Problem description
Answer these questions from the All Souls homily:
(a) What date is the homily for?
(b) About when was the passage from Wisdom written?
(c) How is God pictured in Psalm 23?

Quoted text
______

Homily for the Commemoration of All Souls (1)

HOMILY FOR THE 31ST SUNDAY IN ORDIMARY TIME - YEAR A



Homily for the Commemoration of All Souls

Theme: SHARING IN JESUS SUFFERING, DEATH, AND RESURRECTION

By: Rev Fr Utazi Prince Marie Benignus

 

Homily for Tuesday November 2 2021

Wisdom 3:1-9 or Isaiah 25:6-9; Psalm 23:1-3a,3b-4,5,6; Roman 5:5-11 or Romans 6:3-4,8-9; John 6:37-40

Note: The readings for todays celebration of All Souls are not reserved to the list above but can be taken from any of the readings for the Masses for the Dead.Those who died in the Lord God are truly in the hands of God. Todays readings remind us that God wants the best for us and will provide. The passage from Wisdom was written about a century before the birth of Jesus, during a time when some of the Jews were developing the concepts of life after death. It is part of the Catholic listing of books of Old Testament. It belongs to the Deutero-Canonical books. It speaks about the hope for those who have died and their being in the hands of God. These people must be people who died in righteousness, those who seek the truth and also seek the Loed with their whole heart.

Isaiah strengthens the faith of the Chosen People who are struggling from oppression and war. He reassures these group of Gods chosen people, which you and I are among, that God will eventually provide for us in such a way that there will be no more mourning or sorrow. God will come to the people and save them from their persecutors more than we can ever imagine. Isaiah speaks of a time when every tear will be wiped away.

Psalm 23 proclaims Gods protection and providence. This psalm brings comfort not only to the people at the time of psalmist, but also for the people of our time. God is pictured as a loving Shepherd who leads the wayward flock to safety. God will win a victory for the Chosen People and provide a victory feast which surpasses any before it. The cup of joy and happiness will be overflowing. Only the best will be given to those who have followed the lead of the Divine Shepherd, Jesus Christ. And that best is the eternal life that is full of joy and happiness.

______

[Spatial layout entries]
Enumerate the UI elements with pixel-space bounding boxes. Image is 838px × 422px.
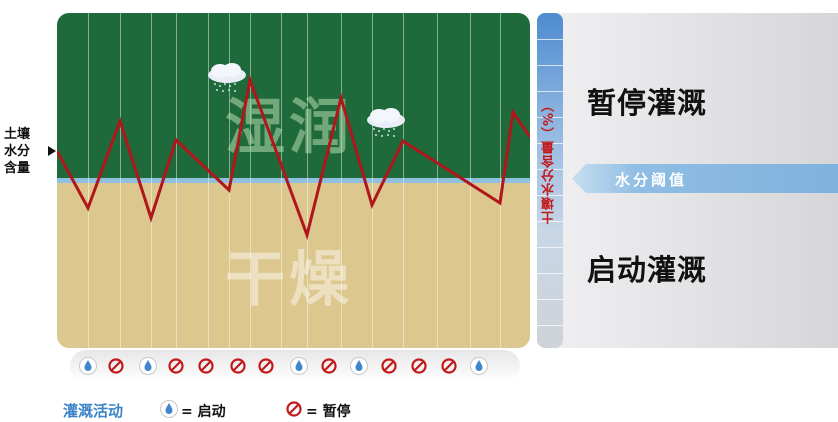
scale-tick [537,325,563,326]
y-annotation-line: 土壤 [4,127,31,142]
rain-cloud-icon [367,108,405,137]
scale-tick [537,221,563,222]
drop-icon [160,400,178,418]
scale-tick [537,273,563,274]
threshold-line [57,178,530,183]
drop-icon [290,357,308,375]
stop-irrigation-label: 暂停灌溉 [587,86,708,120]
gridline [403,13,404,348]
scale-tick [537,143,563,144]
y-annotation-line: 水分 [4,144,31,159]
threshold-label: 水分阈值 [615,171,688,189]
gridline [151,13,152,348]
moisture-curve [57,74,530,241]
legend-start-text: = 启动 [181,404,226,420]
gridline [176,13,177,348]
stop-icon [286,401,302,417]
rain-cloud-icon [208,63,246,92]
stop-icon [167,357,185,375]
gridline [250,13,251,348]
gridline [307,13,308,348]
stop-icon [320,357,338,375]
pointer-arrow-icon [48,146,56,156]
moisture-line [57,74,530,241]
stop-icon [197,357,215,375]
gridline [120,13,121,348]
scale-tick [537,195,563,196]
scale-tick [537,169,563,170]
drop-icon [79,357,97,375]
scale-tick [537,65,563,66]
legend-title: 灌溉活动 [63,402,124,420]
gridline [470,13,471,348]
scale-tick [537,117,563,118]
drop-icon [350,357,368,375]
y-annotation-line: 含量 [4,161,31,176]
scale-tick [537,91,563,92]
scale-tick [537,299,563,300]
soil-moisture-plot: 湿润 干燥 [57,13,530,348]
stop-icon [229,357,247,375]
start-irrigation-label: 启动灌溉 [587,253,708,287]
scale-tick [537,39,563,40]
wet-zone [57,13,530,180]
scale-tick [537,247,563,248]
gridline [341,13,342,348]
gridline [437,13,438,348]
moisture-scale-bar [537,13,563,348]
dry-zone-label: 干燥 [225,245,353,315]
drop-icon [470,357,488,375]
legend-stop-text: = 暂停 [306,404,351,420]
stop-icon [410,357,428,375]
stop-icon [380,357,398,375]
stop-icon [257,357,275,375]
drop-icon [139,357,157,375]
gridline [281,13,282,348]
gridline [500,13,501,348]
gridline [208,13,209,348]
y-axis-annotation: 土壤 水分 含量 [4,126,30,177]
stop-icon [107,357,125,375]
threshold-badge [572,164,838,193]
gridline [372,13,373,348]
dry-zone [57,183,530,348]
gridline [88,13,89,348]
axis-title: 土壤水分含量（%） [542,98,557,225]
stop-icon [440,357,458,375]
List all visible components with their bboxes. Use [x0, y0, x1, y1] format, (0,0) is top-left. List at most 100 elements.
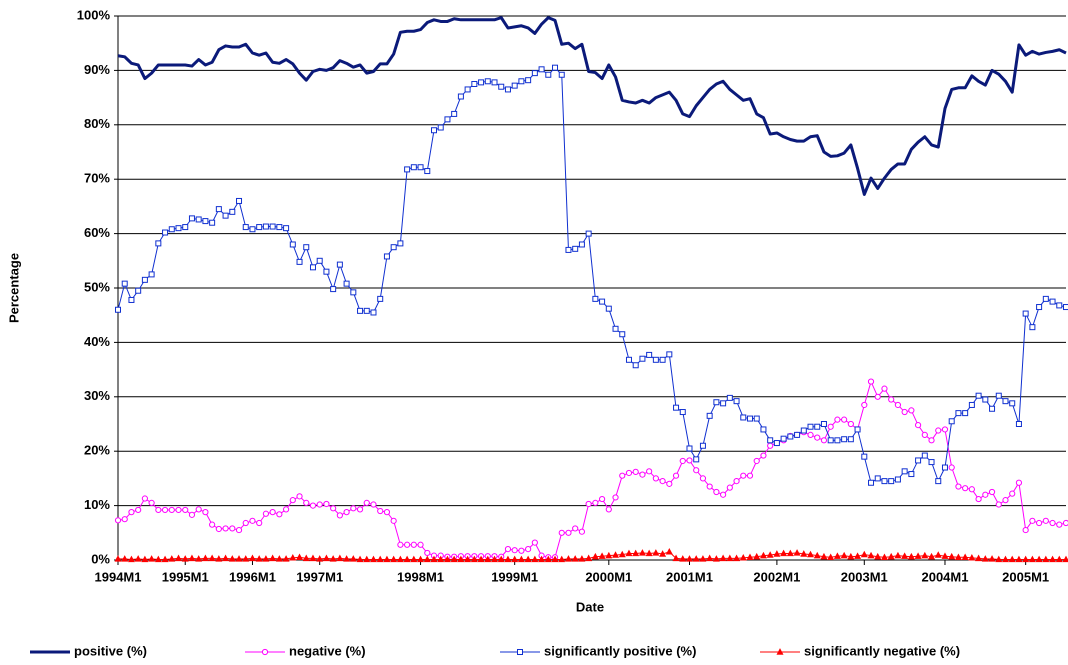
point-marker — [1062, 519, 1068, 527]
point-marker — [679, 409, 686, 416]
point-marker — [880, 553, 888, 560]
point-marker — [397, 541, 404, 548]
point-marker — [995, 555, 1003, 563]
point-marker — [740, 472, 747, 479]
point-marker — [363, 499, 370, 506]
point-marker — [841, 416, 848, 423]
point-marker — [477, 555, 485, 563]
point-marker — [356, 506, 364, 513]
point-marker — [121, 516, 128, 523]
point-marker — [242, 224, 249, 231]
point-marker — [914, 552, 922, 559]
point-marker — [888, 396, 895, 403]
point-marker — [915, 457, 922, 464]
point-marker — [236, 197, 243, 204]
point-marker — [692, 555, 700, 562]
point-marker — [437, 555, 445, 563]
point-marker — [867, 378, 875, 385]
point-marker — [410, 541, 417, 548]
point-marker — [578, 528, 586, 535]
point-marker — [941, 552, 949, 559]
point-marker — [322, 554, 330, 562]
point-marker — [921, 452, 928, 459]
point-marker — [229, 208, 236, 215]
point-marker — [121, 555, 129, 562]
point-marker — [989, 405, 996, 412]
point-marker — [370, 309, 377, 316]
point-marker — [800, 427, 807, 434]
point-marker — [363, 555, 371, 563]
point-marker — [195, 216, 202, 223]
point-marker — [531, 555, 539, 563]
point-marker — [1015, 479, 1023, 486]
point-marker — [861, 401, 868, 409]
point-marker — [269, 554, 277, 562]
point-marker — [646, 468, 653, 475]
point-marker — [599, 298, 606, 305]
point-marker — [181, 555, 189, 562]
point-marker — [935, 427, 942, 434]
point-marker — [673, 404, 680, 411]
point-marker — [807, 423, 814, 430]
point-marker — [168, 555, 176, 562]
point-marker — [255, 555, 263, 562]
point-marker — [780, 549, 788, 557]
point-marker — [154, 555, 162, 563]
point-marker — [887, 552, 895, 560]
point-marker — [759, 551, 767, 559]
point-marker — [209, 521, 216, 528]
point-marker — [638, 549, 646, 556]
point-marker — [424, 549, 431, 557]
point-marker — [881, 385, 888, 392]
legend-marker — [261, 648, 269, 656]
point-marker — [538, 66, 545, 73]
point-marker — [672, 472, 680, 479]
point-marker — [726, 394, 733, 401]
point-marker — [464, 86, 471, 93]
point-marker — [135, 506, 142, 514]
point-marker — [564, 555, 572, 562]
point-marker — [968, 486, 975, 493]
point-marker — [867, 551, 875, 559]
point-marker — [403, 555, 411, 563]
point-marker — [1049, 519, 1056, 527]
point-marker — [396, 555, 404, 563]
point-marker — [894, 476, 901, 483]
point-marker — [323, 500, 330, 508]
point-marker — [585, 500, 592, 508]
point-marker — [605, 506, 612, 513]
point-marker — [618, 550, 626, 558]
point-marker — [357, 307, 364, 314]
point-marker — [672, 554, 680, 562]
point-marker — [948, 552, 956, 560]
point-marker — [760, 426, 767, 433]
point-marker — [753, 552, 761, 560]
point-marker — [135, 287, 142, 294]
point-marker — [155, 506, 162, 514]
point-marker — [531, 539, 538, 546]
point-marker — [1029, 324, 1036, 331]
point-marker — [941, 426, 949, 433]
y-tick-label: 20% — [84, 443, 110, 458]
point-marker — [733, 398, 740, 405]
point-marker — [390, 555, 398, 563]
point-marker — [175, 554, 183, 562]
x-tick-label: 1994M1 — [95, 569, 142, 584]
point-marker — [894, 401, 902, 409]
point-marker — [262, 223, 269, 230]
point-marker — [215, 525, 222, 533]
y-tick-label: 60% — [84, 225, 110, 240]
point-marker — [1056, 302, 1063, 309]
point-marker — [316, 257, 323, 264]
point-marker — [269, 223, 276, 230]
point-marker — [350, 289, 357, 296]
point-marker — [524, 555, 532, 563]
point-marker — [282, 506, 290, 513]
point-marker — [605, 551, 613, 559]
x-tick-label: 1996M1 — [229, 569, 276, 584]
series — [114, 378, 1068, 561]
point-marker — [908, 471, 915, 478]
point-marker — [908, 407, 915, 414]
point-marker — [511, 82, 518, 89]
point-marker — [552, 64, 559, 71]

______

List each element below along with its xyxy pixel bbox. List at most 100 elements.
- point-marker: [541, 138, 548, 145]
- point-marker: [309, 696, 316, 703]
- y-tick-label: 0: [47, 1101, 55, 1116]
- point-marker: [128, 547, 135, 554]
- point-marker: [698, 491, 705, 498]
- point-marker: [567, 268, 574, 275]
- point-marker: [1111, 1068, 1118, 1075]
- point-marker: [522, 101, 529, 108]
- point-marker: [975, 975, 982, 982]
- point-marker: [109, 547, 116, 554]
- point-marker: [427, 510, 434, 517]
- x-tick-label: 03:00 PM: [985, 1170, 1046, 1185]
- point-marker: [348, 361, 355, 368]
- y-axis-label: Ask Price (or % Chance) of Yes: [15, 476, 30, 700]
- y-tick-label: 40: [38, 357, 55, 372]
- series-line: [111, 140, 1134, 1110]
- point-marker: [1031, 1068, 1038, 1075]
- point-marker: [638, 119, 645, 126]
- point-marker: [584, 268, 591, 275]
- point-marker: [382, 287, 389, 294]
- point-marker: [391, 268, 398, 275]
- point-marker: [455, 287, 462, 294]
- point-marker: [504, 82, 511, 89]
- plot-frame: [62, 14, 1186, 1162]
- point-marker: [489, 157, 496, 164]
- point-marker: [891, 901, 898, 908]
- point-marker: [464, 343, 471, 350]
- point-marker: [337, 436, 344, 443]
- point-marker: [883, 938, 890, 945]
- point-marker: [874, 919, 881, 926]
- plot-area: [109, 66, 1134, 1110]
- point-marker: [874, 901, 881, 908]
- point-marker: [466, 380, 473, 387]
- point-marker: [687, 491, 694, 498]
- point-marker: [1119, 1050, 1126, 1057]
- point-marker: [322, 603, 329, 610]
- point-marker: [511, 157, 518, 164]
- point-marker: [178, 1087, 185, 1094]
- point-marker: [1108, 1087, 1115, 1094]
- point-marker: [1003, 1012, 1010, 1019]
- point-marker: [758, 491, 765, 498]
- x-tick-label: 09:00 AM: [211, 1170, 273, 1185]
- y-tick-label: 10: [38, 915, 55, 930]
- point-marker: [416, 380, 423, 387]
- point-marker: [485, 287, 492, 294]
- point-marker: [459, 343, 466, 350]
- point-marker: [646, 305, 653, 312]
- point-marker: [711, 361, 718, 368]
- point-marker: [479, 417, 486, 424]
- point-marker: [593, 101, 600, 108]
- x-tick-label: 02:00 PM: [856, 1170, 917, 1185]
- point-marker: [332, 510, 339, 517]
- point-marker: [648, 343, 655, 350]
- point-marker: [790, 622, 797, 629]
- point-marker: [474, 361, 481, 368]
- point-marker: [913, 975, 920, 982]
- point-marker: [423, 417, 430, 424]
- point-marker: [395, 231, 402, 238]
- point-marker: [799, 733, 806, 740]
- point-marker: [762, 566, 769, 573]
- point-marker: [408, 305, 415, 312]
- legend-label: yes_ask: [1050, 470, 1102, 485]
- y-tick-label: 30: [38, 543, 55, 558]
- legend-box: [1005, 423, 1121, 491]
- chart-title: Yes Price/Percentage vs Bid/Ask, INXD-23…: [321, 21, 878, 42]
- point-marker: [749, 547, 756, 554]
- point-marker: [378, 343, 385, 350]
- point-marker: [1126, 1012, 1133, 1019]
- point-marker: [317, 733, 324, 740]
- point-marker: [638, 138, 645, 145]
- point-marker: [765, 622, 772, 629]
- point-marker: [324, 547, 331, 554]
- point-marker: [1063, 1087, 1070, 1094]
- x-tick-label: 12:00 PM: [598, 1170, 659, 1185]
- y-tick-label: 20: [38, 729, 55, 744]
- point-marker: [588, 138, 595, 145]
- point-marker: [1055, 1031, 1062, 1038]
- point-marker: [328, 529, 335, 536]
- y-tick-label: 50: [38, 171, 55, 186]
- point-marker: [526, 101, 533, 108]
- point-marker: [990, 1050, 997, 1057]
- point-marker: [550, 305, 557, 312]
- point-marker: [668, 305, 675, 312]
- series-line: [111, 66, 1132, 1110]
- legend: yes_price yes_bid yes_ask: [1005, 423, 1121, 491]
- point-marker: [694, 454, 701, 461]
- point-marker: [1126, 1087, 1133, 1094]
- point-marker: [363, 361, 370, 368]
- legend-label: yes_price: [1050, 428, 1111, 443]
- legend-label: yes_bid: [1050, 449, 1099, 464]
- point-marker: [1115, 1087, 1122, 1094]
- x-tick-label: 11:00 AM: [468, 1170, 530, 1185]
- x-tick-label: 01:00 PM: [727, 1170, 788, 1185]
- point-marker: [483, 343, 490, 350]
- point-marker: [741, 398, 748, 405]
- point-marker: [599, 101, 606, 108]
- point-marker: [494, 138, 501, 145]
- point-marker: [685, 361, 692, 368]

______

Reply
(a) Tuesday, November 2, 2021.
(b) About a century before the birth of Jesus.
(c) As a loving Shepherd who leads the wayward flock to safety.